— WHAT YOU NEED TO DO —
Repeat every entry in the listing below, exactly.

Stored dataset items
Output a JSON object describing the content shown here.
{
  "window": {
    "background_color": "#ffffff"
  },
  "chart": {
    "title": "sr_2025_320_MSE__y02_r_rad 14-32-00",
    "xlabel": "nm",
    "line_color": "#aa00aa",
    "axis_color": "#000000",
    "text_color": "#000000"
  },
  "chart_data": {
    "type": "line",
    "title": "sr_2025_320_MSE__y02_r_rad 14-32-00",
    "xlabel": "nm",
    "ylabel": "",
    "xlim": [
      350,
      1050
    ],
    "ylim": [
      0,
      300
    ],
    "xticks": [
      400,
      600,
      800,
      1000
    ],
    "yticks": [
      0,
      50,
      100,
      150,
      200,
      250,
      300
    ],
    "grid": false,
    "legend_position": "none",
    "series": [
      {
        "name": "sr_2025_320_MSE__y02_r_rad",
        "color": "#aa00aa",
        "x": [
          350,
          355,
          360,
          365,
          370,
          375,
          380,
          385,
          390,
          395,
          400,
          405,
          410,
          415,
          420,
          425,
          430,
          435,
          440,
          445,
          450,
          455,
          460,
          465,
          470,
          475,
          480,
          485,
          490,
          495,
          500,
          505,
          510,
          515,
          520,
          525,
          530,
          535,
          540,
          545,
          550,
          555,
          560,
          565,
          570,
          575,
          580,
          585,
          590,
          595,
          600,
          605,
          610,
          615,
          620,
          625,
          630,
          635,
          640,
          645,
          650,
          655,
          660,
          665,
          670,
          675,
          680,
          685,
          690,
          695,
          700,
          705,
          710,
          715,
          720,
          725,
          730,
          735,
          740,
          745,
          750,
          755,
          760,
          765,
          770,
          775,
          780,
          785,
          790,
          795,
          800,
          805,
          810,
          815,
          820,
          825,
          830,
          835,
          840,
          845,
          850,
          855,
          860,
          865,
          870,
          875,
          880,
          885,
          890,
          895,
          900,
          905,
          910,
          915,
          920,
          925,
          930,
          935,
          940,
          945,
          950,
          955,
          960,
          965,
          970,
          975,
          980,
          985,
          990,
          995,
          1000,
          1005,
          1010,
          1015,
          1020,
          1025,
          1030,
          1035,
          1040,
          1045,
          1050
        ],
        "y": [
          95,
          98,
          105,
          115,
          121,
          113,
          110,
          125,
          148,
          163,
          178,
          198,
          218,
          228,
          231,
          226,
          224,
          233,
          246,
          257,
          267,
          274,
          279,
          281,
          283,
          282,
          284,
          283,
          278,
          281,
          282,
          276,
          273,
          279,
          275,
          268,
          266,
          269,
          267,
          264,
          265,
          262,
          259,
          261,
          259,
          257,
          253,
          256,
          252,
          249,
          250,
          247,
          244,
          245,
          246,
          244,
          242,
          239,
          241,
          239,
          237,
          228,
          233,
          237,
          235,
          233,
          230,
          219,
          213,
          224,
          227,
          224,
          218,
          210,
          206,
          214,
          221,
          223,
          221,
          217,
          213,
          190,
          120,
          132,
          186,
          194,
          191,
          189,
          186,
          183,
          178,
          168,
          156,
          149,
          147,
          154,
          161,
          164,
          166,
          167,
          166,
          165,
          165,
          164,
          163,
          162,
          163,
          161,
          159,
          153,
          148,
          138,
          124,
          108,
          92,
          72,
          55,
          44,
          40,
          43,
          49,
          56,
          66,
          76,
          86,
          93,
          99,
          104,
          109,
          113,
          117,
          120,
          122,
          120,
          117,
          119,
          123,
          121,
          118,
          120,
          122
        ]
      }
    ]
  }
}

— SOLUTION TO THIS TASK —
Output a JSON object describing the content shown here.
{
  "window": {
    "background_color": "#ffffff"
  },
  "chart": {
    "title": "sr_2025_320_MSE__y02_r_rad 14-32-00",
    "xlabel": "nm",
    "line_color": "#aa00aa",
    "axis_color": "#000000",
    "text_color": "#000000"
  },
  "chart_data": {
    "type": "line",
    "title": "sr_2025_320_MSE__y02_r_rad 14-32-00",
    "xlabel": "nm",
    "ylabel": "",
    "xlim": [
      350,
      1050
    ],
    "ylim": [
      0,
      300
    ],
    "xticks": [
      400,
      600,
      800,
      1000
    ],
    "yticks": [
      0,
      50,
      100,
      150,
      200,
      250,
      300
    ],
    "grid": false,
    "legend_position": "none",
    "series": [
      {
        "name": "sr_2025_320_MSE__y02_r_rad",
        "color": "#aa00aa",
        "x": [
          350,
          355,
          360,
          365,
          370,
          375,
          380,
          385,
          390,
          395,
          400,
          405,
          410,
          415,
          420,
          425,
          430,
          435,
          440,
          445,
          450,
          455,
          460,
          465,
          470,
          475,
          480,
          485,
          490,
          495,
          500,
          505,
          510,
          515,
          520,
          525,
          530,
          535,
          540,
          545,
          550,
          555,
          560,
          565,
          570,
          575,
          580,
          585,
          590,
          595,
          600,
          605,
          610,
          615,
          620,
          625,
          630,
          635,
          640,
          645,
          650,
          655,
          660,
          665,
          670,
          675,
          680,
          685,
          690,
          695,
          700,
          705,
          710,
          715,
          720,
          725,
          730,
          735,
          740,
          745,
          750,
          755,
          760,
          765,
          770,
          775,
          780,
          785,
          790,
          795,
          800,
          805,
          810,
          815,
          820,
          825,
          830,
          835,
          840,
          845,
          850,
          855,
          860,
          865,
          870,
          875,
          880,
          885,
          890,
          895,
          900,
          905,
          910,
          915,
          920,
          925,
          930,
          935,
          940,
          945,
          950,
          955,
          960,
          965,
          970,
          975,
          980,
          985,
          990,
          995,
          1000,
          1005,
          1010,
          1015,
          1020,
          1025,
          1030,
          1035,
          1040,
          1045,
          1050
        ],
        "y": [
          95,
          98,
          105,
          115,
          121,
          113,
          110,
          125,
          148,
          163,
          178,
          198,
          218,
          228,
          231,
          226,
          224,
          233,
          246,
          257,
          267,
          274,
          279,
          281,
          283,
          282,
          284,
          283,
          278,
          281,
          282,
          276,
          273,
          279,
          275,
          268,
          266,
          269,
          267,
          264,
          265,
          262,
          259,
          261,
          259,
          257,
          253,
          256,
          252,
          249,
          250,
          247,
          244,
          245,
          246,
          244,
          242,
          239,
          241,
          239,
          237,
          228,
          233,
          237,
          235,
          233,
          230,
          219,
          213,
          224,
          227,
          224,
          218,
          210,
          206,
          214,
          221,
          223,
          221,
          217,
          213,
          190,
          120,
          132,
          186,
          194,
          191,
          189,
          186,
          183,
          178,
          168,
          156,
          149,
          147,
          154,
          161,
          164,
          166,
          167,
          166,
          165,
          165,
          164,
          163,
          162,
          163,
          161,
          159,
          153,
          148,
          138,
          124,
          108,
          92,
          72,
          55,
          44,
          40,
          43,
          49,
          56,
          66,
          76,
          86,
          93,
          99,
          104,
          109,
          113,
          117,
          120,
          122,
          120,
          117,
          119,
          123,
          121,
          118,
          120,
          122
        ]
      }
    ]
  }
}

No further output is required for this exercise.